• _Verilen metin_:
Yalnızca iletişim veya algılama gibi tekil yeteneklere odaklanan mikrodalga sistemlerden farklı olarak bu mikrodalga fotonik sistemler, düşük kayıp, güçlü parazit önleme özellikleri ve ayarlanabilir esneklikle geniş bant kapasitesine sahip.

Bu özellikler, yüksek hızlı iletim ve sinyalin geriçatılması gibi birden fazla işlevi aynı anda mümkün kılıyor.

Bilim insanları çalışmada, entegre iletişim engelleme işlevine sahip yenilikçi bir mikrodalga fotonik radyo frekansı cihazını tanımlıyor.

Araştırmacılar cihazın, "kompakt, çok işlevli bir mimaride üst seviye sinyal depolama, engelleme ve iletme performansı sergileyerek yeni nesil elektronik savaş alanında çığır açan bir yaklaşım sunduğunu" yazıyor.

Ancak bilim insanları, mevcut 6G teknolojisinin hâlâ "sistem sadeleştirme ve işlevsel geliştirme arasındaki çelişki"yi yaşadığını söylüyor.

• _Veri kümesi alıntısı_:
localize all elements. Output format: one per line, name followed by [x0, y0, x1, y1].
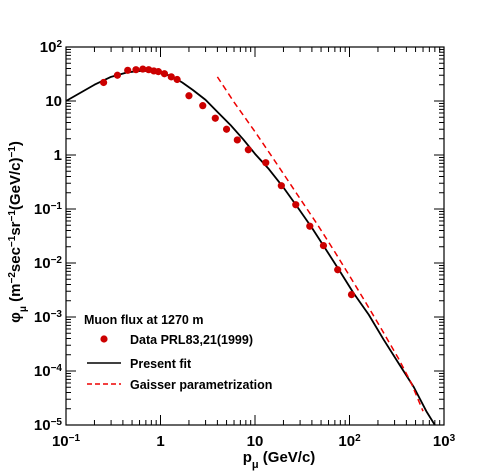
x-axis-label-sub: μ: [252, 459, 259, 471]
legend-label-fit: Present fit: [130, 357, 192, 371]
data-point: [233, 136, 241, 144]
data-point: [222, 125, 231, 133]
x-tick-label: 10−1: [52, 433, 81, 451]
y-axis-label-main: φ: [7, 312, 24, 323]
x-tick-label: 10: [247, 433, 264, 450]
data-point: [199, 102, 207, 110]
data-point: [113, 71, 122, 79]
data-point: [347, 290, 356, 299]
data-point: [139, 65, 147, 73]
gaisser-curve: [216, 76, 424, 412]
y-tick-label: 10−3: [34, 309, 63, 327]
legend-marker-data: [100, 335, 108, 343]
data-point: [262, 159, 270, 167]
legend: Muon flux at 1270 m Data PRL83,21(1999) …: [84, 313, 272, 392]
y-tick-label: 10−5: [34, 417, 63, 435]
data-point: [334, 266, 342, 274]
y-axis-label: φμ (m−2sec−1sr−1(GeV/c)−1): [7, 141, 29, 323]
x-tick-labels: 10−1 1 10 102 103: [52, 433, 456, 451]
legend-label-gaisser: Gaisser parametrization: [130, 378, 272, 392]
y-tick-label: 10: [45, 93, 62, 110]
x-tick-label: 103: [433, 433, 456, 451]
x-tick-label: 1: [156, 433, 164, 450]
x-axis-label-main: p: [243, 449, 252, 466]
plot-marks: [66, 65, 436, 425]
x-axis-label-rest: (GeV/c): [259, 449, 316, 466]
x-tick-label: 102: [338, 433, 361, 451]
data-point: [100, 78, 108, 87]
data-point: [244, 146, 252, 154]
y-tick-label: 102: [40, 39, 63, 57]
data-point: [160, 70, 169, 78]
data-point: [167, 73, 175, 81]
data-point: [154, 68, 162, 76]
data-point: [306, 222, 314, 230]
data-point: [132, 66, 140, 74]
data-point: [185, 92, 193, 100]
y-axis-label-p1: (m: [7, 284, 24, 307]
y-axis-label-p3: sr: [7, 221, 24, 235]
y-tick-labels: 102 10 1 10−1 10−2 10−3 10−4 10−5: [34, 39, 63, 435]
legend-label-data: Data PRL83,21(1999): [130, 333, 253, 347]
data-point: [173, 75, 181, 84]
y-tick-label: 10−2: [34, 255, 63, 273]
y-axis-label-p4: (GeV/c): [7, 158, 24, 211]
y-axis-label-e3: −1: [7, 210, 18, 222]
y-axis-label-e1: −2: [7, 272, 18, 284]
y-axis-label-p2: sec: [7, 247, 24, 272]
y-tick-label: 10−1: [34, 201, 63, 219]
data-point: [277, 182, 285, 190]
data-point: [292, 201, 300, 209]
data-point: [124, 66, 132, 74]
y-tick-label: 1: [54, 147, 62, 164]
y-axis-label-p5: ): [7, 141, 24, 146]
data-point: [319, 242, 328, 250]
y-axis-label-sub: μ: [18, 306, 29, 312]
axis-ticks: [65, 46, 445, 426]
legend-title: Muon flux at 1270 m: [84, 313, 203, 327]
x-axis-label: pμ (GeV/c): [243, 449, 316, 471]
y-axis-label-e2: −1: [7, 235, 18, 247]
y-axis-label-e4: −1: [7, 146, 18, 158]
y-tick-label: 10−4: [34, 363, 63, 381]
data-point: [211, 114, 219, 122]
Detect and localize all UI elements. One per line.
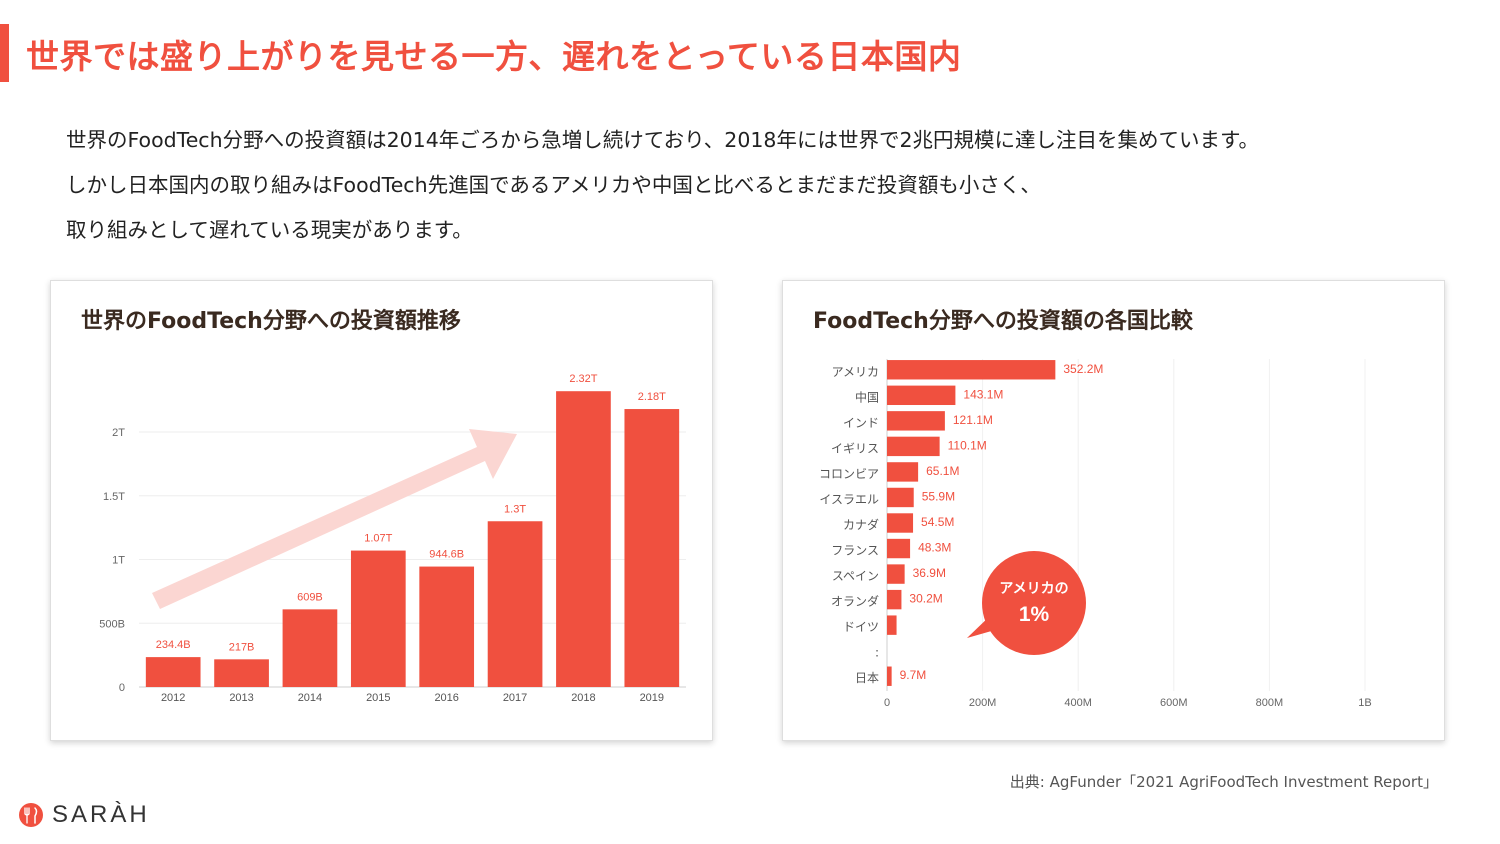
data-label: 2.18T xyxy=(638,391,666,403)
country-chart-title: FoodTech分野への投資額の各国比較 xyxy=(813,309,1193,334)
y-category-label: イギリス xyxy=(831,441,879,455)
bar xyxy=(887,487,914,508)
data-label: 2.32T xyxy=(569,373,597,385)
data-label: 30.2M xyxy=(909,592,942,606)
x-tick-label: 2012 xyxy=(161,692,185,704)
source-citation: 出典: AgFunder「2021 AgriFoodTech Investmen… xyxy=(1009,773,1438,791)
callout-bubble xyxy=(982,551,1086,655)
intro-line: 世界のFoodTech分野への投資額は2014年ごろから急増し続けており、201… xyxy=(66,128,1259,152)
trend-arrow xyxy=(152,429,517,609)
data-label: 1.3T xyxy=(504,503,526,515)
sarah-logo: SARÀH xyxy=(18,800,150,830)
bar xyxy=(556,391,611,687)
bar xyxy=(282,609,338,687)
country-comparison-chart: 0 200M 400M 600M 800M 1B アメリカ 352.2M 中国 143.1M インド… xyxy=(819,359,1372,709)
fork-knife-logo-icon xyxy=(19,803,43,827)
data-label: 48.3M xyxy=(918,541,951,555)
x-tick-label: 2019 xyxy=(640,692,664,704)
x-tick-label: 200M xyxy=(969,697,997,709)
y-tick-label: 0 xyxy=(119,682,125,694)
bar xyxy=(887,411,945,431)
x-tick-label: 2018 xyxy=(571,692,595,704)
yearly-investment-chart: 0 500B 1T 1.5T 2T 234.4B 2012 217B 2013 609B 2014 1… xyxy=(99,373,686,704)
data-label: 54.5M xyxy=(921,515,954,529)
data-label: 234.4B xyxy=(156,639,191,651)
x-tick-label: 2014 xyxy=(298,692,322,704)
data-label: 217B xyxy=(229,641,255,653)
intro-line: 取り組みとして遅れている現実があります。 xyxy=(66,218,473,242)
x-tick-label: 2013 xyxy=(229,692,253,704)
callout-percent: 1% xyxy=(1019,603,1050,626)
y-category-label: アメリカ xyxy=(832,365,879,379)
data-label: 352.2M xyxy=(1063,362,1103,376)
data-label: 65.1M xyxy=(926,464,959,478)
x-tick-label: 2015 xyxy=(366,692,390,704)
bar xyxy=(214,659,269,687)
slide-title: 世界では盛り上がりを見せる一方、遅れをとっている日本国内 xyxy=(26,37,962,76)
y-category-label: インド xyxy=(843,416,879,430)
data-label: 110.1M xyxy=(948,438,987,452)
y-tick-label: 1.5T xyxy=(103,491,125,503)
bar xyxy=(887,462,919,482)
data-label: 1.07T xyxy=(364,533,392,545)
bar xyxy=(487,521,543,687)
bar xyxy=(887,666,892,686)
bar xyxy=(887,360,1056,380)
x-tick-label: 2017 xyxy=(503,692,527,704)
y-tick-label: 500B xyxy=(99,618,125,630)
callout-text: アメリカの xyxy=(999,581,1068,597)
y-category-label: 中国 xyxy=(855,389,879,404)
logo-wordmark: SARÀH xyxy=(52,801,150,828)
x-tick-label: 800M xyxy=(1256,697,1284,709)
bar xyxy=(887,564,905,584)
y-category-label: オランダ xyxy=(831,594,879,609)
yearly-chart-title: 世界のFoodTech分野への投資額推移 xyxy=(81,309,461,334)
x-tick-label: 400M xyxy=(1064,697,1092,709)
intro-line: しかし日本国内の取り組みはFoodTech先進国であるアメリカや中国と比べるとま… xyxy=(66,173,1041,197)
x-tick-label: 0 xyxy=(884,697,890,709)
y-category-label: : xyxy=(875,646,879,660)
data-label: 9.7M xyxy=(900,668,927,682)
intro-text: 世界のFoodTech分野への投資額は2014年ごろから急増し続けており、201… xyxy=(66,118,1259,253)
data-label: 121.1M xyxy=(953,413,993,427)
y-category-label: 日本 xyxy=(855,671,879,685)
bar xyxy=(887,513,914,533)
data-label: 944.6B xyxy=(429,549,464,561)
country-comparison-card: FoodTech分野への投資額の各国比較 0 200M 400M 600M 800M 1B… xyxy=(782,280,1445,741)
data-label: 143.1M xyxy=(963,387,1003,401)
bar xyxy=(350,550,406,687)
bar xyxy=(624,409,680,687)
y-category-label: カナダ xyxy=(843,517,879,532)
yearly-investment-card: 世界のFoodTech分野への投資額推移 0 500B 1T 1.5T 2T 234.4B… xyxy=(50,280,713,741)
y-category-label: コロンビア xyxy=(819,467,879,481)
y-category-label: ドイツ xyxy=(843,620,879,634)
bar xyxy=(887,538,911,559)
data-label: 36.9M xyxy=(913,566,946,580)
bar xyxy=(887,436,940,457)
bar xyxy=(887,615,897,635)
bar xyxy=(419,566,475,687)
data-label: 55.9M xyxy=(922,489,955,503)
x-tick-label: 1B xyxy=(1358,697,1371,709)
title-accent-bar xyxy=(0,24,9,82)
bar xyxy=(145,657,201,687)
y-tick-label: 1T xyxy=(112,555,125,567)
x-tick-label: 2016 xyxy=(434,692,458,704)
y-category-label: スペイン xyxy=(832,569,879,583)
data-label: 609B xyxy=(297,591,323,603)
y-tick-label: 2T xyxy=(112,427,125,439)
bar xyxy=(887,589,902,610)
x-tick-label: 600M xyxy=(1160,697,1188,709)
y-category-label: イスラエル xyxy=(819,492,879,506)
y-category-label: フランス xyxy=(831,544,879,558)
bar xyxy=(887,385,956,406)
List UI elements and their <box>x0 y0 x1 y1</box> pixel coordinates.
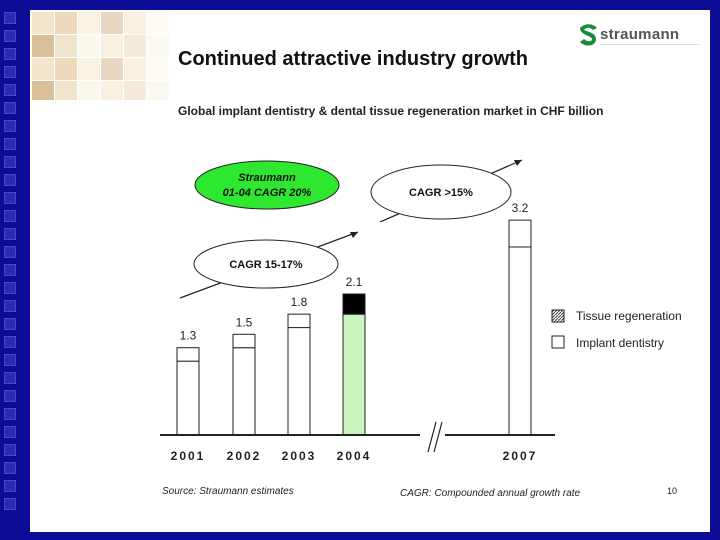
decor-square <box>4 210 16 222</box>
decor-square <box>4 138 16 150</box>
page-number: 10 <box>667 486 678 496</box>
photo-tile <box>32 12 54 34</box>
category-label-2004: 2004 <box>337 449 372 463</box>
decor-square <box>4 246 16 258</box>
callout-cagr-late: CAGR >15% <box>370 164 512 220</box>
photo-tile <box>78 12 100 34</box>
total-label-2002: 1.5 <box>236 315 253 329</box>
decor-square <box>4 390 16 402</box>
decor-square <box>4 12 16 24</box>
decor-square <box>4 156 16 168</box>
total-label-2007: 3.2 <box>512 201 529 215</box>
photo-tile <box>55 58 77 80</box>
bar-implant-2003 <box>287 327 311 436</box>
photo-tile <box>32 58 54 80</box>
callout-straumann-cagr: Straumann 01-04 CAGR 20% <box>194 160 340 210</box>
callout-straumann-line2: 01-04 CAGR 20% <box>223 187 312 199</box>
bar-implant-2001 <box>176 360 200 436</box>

• _Görev listesi_:
1. Mikrodalga fotonik sistemlerle ilgili metinde araştırmacıların aktardığı sözlere göre cihaz hangi üç işlevde üst seviye performans sergiliyor? Üçünü de sıralayın.
2. Mikrodalga fotonik sistemlerle ilgili metindeki "Yalnızca iletişim veya" sözlerinden "frekansı cihazını tanımlıyor." sözlerine kadar uzanan bölümü hiç değiştirmeden tekrarlayın.
3. Mikrodalga fotonik sistemlerle ilgili metinde "Yalnızca iletişim veya algılama" sözleriyle başlayan paragrafı, ana bilgileri koruyarak daha kısa biçimde yeniden yazın.

• _Cevaplar_:
1. Sinyal depolama, engelleme, iletme

2.
Yalnızca iletişim veya algılama gibi tekil yeteneklere odaklanan mikrodalga sistemlerden farklı olarak bu mikrodalga fotonik sistemler, düşük kayıp, güçlü parazit önleme özellikleri ve ayarlanabilir esneklikle geniş bant kapasitesine sahip.

Bu özellikler, yüksek hızlı iletim ve sinyalin geriçatılması gibi birden fazla işlevi aynı anda mümkün kılıyor.

Bilim insanları çalışmada, entegre iletişim engelleme işlevine sahip yenilikçi bir mikrodalga fotonik radyo frekansı cihazını tanımlıyor.

3. Mikrodalga fotonik sistemler, iletişim veya algılama gibi tek bir yeteneğe odaklanan mikrodalga sistemlerden farklıdır. Düşük kayıp, güçlü parazit önleme özellikleri ve ayarlanabilir esneklikle geniş bant kapasitesi sunarlar.